[START Given entries]
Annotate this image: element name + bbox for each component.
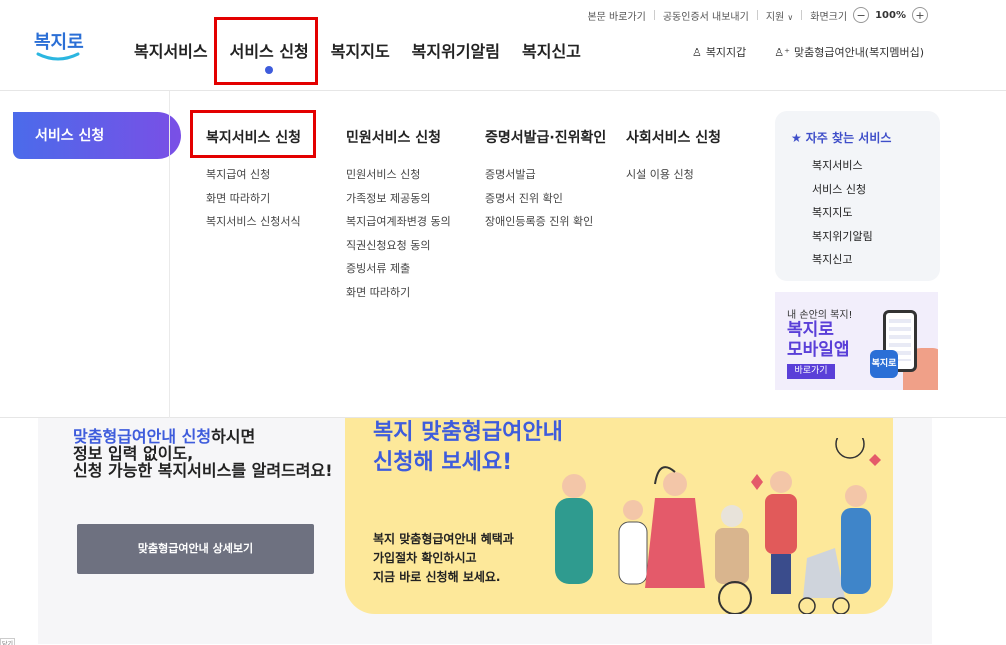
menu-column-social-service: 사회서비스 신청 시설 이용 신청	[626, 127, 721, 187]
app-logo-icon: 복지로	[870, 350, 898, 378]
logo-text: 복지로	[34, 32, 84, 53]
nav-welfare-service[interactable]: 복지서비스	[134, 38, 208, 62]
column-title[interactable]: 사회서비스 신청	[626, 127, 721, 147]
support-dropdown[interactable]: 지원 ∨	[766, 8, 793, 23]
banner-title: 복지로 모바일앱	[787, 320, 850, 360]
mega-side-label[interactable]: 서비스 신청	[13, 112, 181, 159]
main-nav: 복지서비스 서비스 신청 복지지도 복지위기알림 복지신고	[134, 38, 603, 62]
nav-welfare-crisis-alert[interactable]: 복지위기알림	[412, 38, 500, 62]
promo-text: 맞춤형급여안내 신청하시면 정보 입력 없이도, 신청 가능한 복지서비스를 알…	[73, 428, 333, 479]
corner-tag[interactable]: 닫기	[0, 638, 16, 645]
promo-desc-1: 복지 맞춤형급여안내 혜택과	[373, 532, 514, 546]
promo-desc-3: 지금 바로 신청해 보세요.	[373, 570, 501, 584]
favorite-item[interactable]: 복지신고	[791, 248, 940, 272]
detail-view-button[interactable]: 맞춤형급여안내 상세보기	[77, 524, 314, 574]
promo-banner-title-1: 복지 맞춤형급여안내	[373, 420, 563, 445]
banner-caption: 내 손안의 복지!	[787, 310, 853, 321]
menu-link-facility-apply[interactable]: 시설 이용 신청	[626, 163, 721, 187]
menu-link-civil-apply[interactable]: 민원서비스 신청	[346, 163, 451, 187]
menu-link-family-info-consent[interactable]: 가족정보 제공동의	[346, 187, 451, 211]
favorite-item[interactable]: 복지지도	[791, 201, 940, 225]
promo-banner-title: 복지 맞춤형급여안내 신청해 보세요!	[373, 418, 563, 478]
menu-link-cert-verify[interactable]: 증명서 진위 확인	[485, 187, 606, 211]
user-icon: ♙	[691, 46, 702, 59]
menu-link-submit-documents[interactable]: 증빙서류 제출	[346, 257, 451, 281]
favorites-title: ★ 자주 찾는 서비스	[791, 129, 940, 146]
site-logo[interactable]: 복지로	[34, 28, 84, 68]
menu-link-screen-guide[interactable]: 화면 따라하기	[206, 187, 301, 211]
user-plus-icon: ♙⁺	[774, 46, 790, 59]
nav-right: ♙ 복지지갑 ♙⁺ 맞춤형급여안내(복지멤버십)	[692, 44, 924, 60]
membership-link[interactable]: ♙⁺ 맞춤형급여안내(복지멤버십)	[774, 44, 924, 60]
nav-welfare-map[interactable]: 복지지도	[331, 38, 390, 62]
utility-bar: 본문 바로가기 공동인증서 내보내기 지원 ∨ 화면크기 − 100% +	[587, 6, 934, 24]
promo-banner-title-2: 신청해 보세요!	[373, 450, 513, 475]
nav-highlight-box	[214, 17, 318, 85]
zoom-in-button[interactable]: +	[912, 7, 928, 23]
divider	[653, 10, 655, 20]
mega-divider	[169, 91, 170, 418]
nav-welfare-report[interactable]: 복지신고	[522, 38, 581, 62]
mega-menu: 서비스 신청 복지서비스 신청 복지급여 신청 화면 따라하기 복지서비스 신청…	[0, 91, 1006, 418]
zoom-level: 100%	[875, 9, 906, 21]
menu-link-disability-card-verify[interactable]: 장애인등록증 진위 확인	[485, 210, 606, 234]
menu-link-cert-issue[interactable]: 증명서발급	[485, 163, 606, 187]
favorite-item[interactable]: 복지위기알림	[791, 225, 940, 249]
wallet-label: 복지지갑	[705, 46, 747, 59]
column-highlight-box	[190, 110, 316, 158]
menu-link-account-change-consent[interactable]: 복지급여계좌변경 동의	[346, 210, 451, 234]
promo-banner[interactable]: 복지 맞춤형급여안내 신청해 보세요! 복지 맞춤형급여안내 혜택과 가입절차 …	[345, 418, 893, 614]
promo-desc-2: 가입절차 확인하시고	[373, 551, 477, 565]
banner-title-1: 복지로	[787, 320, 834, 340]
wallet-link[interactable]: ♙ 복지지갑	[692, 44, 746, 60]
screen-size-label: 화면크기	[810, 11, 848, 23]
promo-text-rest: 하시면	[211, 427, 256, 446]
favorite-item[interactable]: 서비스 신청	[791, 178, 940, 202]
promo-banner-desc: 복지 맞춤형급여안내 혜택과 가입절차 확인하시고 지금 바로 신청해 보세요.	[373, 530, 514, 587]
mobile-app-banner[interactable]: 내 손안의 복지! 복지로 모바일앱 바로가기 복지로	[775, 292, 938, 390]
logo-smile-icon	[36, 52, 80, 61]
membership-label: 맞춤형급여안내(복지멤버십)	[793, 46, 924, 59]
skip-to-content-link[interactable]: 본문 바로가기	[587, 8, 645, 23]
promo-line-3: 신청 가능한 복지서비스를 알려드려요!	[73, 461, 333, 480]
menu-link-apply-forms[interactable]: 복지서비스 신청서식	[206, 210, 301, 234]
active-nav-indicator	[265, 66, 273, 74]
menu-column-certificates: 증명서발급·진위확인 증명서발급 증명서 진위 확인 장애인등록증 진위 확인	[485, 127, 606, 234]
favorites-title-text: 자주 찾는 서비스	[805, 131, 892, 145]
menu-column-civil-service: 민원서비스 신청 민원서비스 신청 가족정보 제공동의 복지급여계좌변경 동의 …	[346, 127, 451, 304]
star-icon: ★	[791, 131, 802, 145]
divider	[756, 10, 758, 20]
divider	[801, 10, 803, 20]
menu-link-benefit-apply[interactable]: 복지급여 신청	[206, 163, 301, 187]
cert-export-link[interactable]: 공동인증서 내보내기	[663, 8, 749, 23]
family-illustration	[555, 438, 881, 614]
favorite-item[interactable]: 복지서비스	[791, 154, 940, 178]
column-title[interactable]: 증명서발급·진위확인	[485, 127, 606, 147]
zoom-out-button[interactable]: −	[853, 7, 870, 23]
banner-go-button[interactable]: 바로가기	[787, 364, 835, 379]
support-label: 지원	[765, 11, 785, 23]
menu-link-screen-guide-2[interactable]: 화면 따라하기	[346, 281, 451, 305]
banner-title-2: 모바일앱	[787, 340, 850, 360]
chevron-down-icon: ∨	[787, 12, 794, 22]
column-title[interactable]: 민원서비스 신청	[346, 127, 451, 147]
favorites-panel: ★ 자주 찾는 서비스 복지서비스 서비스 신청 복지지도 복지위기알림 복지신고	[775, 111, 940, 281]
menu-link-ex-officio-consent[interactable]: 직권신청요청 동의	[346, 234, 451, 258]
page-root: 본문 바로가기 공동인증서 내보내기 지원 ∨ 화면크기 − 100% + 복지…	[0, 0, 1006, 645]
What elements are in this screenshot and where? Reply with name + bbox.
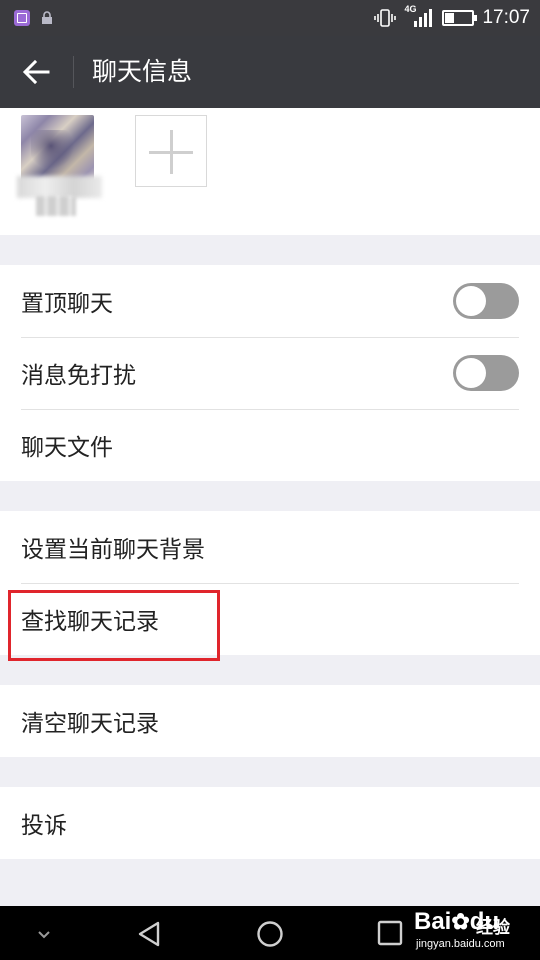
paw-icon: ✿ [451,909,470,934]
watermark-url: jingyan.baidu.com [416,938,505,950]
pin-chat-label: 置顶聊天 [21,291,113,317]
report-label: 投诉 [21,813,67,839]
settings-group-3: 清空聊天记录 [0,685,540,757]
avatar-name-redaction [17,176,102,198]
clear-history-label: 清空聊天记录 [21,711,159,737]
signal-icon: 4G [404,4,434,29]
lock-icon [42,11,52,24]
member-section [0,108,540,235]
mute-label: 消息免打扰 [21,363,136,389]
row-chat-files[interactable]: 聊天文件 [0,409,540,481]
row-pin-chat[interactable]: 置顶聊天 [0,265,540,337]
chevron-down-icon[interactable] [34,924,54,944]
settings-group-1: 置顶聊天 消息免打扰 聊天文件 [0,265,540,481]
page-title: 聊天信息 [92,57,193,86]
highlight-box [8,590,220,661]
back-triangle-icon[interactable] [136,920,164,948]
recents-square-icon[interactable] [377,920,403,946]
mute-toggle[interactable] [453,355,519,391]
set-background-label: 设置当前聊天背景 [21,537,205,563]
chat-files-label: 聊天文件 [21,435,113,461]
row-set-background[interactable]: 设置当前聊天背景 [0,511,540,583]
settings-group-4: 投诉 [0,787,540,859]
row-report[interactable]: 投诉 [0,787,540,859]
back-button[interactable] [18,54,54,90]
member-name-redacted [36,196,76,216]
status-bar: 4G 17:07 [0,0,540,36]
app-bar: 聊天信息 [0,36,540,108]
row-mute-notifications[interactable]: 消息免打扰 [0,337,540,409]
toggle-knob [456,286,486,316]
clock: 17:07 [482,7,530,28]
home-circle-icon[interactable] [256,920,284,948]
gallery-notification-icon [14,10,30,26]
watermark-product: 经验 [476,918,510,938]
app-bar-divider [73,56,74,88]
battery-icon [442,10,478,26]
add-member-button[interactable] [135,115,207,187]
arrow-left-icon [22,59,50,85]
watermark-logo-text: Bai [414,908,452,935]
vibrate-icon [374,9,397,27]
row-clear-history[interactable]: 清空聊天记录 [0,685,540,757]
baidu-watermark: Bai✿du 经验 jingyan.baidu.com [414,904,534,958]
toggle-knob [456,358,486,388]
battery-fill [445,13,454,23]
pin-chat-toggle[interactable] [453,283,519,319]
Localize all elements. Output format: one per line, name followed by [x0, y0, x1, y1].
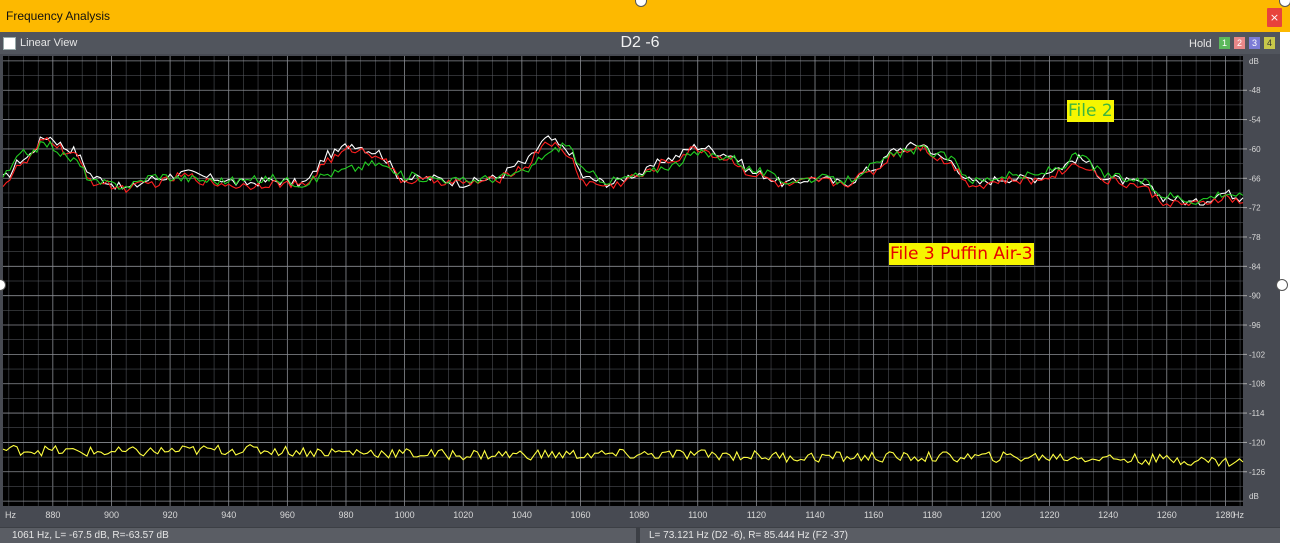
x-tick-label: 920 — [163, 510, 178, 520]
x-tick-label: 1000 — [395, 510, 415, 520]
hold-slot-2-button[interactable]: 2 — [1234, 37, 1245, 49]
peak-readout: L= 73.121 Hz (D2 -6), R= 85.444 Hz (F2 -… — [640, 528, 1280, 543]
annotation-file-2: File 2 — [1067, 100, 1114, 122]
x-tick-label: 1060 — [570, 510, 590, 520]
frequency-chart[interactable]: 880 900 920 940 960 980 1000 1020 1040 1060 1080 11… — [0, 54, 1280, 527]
[END Given entries]
_Task to carry out_
Repeat word for word the lines of the material from the line containing "x-tick-label: 920 — [163, 510, 178, 520]" through the last line of the material, including both of those lines.

_Full response_
x-tick-label: 920 — [163, 510, 178, 520]
x-tick-label: 1000 — [395, 510, 415, 520]
hold-slot-2-button[interactable]: 2 — [1234, 37, 1245, 49]
peak-readout: L= 73.121 Hz (D2 -6), R= 85.444 Hz (F2 -… — [640, 528, 1280, 543]
annotation-file-2: File 2 — [1067, 100, 1114, 122]
x-tick-label: 1060 — [570, 510, 590, 520]
frequency-chart[interactable]: 880 900 920 940 960 980 1000 1020 1040 1060 1080 11… — [0, 54, 1280, 527]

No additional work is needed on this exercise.